**WHAT THIS TASK INVOLVES**
Copy out every record below with complete accuracy.

**THE RECORDS**
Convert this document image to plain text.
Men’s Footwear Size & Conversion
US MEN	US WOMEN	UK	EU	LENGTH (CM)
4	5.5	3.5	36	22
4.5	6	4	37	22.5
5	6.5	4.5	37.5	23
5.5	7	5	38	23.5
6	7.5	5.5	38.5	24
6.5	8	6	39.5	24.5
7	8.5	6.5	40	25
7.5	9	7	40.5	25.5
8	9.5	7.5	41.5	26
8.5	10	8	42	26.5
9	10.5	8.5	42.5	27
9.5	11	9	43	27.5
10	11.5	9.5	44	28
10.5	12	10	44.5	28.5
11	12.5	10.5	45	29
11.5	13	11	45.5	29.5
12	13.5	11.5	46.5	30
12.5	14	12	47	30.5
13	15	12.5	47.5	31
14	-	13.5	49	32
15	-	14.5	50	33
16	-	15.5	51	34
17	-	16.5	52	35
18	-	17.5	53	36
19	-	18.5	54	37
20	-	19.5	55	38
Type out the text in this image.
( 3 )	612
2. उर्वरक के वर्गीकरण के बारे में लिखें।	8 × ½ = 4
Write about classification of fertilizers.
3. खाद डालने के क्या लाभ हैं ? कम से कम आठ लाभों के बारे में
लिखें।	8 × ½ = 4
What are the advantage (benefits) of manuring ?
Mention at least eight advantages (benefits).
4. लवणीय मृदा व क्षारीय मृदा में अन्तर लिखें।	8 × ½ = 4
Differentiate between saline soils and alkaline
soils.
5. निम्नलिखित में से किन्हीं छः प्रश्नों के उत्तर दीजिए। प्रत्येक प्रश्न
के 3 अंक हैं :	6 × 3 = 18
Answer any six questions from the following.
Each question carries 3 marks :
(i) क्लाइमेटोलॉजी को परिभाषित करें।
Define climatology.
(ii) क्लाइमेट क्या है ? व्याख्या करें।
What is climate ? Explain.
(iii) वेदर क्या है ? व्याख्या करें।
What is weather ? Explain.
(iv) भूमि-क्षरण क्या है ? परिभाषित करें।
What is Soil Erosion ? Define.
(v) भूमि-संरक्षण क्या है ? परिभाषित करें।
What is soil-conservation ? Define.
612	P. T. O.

**EXERCISE ANSWER**
Convert this document image to plain text.
Men’s Footwear Size & Conversion
US MEN	US WOMEN	UK	EU	LENGTH (CM)
4	5.5	3.5	36	22
4.5	6	4	37	22.5
5	6.5	4.5	37.5	23
5.5	7	5	38	23.5
6	7.5	5.5	38.5	24
6.5	8	6	39.5	24.5
7	8.5	6.5	40	25
7.5	9	7	40.5	25.5
8	9.5	7.5	41.5	26
8.5	10	8	42	26.5
9	10.5	8.5	42.5	27
9.5	11	9	43	27.5
10	11.5	9.5	44	28
10.5	12	10	44.5	28.5
11	12.5	10.5	45	29
11.5	13	11	45.5	29.5
12	13.5	11.5	46.5	30
12.5	14	12	47	30.5
13	15	12.5	47.5	31
14	-	13.5	49	32
15	-	14.5	50	33
16	-	15.5	51	34
17	-	16.5	52	35
18	-	17.5	53	36
19	-	18.5	54	37
20	-	19.5	55	38
Type out the text in this image.
( 3 )	612
2. उर्वरक के वर्गीकरण के बारे में लिखें।	8 × ½ = 4
Write about classification of fertilizers.
3. खाद डालने के क्या लाभ हैं ? कम से कम आठ लाभों के बारे में
लिखें।	8 × ½ = 4
What are the advantage (benefits) of manuring ?
Mention at least eight advantages (benefits).
4. लवणीय मृदा व क्षारीय मृदा में अन्तर लिखें।	8 × ½ = 4
Differentiate between saline soils and alkaline
soils.
5. निम्नलिखित में से किन्हीं छः प्रश्नों के उत्तर दीजिए। प्रत्येक प्रश्न
के 3 अंक हैं :	6 × 3 = 18
Answer any six questions from the following.
Each question carries 3 marks :
(i) क्लाइमेटोलॉजी को परिभाषित करें।
Define climatology.
(ii) क्लाइमेट क्या है ? व्याख्या करें।
What is climate ? Explain.
(iii) वेदर क्या है ? व्याख्या करें।
What is weather ? Explain.
(iv) भूमि-क्षरण क्या है ? परिभाषित करें।
What is Soil Erosion ? Define.
(v) भूमि-संरक्षण क्या है ? परिभाषित करें।
What is soil-conservation ? Define.
612	P. T. O.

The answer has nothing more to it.